Filter the records below for the word "their". Copy each line that holds it.

● ● ● ●

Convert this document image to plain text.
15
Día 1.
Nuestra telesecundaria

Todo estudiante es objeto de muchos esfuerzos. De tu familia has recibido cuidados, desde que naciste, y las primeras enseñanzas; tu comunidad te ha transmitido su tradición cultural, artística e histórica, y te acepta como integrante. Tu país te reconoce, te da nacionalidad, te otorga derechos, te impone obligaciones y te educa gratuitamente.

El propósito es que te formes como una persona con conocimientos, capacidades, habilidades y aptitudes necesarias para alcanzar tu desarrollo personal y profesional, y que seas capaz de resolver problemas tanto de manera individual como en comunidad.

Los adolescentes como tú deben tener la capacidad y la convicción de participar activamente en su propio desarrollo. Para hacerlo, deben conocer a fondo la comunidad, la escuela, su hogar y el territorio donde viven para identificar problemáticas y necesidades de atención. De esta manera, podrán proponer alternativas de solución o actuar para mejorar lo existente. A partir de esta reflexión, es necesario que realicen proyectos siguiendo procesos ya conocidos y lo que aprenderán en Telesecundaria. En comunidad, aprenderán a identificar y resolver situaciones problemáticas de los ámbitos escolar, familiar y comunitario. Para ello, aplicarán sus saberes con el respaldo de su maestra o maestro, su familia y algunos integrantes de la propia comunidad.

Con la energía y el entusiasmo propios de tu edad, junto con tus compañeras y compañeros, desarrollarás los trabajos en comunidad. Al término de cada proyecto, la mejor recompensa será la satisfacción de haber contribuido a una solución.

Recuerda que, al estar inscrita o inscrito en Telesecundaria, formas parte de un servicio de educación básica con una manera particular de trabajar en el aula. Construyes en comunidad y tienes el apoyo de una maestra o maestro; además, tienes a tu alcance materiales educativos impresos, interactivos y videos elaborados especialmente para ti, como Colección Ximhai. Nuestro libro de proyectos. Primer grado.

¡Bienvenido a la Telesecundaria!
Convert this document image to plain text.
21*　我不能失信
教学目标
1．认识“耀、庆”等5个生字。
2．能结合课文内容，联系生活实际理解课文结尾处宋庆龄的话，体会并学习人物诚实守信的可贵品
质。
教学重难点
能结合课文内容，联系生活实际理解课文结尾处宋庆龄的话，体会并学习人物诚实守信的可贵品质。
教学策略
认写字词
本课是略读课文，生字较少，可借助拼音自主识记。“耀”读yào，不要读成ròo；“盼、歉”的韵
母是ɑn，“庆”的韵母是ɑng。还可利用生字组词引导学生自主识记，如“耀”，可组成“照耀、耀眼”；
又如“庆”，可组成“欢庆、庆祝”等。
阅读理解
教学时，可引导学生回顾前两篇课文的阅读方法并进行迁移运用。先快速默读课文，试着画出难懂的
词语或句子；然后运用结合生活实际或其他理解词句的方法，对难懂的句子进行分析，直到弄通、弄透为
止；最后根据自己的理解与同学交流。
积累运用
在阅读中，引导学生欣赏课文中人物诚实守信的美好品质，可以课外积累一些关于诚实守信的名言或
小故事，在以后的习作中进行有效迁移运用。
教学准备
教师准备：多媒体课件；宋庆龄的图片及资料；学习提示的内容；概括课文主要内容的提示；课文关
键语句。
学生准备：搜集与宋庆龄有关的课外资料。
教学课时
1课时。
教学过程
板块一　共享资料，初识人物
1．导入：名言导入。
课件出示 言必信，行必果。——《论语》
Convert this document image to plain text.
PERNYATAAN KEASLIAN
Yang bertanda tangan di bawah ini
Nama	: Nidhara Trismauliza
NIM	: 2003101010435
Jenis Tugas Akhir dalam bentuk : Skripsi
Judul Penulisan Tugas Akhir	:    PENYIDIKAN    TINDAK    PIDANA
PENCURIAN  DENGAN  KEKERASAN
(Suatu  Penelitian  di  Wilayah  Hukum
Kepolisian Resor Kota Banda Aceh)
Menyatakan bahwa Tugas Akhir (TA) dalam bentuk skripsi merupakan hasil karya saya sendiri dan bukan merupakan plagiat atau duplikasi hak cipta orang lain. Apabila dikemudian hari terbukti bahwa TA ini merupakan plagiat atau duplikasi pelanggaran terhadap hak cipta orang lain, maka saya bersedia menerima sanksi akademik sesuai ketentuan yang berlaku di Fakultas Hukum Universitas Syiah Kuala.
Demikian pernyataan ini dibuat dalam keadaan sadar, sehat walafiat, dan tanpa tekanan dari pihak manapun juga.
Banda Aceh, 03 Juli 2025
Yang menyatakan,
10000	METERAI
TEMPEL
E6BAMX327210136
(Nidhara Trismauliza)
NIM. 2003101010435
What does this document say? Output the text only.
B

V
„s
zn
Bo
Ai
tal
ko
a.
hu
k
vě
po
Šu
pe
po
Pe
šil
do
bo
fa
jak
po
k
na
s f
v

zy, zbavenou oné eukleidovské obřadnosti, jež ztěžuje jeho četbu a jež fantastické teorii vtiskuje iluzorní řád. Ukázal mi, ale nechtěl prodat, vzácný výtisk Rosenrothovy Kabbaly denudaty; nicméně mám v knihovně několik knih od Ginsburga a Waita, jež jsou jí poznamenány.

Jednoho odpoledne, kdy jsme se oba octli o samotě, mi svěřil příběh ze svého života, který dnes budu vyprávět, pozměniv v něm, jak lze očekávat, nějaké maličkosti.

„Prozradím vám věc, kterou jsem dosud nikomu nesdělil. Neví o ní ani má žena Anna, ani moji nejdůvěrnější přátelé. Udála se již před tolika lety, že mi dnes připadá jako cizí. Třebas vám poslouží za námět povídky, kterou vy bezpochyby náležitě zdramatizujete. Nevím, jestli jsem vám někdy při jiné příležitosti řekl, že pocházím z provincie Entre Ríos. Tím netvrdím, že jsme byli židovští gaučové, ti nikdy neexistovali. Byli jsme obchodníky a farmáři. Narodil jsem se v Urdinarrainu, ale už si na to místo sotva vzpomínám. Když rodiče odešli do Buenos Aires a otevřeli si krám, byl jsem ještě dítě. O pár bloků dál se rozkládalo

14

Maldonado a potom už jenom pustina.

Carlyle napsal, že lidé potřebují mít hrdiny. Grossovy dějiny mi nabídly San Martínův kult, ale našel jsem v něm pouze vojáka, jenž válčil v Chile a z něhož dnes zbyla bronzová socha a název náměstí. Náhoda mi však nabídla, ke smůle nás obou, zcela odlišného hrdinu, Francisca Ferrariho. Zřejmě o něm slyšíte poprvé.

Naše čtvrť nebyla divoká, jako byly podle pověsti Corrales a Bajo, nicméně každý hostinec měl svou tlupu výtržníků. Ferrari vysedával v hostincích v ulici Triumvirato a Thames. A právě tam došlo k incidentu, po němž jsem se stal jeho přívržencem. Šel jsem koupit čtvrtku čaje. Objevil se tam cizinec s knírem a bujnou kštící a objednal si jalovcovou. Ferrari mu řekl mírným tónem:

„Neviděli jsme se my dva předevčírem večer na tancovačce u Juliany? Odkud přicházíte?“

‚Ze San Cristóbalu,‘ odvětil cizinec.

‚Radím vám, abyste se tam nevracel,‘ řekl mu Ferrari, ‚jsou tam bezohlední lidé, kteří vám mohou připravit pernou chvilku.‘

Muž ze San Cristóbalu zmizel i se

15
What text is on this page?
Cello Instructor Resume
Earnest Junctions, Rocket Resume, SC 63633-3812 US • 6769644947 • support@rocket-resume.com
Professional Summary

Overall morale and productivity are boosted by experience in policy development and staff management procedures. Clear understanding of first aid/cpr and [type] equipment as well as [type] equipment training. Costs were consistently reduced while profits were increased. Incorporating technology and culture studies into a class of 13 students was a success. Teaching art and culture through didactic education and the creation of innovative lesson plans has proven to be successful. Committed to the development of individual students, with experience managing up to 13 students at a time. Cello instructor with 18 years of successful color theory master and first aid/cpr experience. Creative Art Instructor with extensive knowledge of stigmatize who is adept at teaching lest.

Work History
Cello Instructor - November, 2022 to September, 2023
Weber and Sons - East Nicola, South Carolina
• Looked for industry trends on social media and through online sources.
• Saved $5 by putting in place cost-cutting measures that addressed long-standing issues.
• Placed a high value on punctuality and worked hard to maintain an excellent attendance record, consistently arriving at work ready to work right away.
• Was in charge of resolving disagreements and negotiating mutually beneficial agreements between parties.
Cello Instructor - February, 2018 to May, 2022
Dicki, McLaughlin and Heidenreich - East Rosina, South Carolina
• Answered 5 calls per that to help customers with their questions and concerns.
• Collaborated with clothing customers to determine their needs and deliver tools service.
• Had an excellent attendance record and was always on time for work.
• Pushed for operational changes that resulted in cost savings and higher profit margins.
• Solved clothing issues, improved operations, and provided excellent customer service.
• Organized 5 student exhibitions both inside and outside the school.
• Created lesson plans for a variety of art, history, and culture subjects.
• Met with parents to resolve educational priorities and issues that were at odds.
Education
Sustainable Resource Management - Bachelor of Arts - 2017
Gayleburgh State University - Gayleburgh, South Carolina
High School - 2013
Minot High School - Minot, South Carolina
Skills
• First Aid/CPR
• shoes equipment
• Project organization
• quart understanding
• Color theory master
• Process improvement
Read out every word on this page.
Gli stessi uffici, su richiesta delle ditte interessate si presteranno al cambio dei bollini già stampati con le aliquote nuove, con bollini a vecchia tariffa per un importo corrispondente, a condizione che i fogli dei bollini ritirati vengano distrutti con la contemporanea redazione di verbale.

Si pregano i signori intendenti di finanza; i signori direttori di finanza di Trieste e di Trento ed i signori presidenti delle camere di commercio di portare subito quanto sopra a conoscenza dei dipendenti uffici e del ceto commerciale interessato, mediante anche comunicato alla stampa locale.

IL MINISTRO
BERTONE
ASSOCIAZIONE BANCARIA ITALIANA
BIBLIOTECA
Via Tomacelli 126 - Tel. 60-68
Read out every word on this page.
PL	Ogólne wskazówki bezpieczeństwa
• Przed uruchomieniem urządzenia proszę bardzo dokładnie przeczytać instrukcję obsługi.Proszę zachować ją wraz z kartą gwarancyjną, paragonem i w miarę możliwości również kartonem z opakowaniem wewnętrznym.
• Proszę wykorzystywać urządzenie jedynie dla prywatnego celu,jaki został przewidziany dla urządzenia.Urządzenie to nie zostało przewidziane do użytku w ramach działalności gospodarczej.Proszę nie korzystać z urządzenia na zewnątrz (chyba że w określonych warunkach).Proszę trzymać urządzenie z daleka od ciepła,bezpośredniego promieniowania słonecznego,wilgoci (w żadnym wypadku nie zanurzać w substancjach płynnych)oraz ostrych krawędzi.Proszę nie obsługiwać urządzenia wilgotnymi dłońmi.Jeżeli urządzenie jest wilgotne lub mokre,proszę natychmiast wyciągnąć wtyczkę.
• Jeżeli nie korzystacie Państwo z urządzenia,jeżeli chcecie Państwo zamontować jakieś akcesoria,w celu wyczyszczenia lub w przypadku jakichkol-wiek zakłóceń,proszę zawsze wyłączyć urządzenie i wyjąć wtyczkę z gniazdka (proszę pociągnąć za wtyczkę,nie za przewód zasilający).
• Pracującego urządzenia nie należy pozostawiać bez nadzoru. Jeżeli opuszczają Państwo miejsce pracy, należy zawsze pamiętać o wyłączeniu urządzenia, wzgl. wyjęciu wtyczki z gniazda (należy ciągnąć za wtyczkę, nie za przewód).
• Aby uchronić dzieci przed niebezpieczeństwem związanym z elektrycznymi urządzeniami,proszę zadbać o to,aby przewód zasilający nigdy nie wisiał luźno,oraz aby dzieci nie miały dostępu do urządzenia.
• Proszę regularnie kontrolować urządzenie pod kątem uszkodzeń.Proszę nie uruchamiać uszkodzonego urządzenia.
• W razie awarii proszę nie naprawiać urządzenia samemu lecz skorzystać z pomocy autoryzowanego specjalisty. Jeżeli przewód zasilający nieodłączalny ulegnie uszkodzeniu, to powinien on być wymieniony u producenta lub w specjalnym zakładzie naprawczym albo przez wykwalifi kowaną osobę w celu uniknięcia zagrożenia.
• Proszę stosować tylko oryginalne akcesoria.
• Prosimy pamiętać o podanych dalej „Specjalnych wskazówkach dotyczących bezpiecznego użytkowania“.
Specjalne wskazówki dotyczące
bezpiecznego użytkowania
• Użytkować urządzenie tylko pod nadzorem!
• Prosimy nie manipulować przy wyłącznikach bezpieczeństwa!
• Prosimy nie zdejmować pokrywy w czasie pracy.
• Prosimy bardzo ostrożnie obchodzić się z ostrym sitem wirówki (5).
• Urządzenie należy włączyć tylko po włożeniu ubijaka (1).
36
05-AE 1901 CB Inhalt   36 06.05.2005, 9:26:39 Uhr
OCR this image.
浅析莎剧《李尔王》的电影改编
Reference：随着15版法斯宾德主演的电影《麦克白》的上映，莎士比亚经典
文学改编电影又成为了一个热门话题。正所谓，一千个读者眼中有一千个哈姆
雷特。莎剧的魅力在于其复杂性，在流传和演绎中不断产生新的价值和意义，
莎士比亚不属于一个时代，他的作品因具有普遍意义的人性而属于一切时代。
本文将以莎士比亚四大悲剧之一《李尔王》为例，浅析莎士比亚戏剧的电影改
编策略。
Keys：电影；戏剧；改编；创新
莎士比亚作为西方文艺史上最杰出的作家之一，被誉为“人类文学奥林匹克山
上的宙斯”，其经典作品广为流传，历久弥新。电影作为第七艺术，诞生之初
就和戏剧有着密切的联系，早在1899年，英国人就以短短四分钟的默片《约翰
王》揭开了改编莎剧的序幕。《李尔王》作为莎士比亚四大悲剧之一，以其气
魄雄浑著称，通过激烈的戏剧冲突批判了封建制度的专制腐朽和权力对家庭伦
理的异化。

● ● ● ●

*OUTPUT:*
• Answered 5 calls per that to help customers with their questions and concerns.
• Collaborated with clothing customers to determine their needs and deliver tools service.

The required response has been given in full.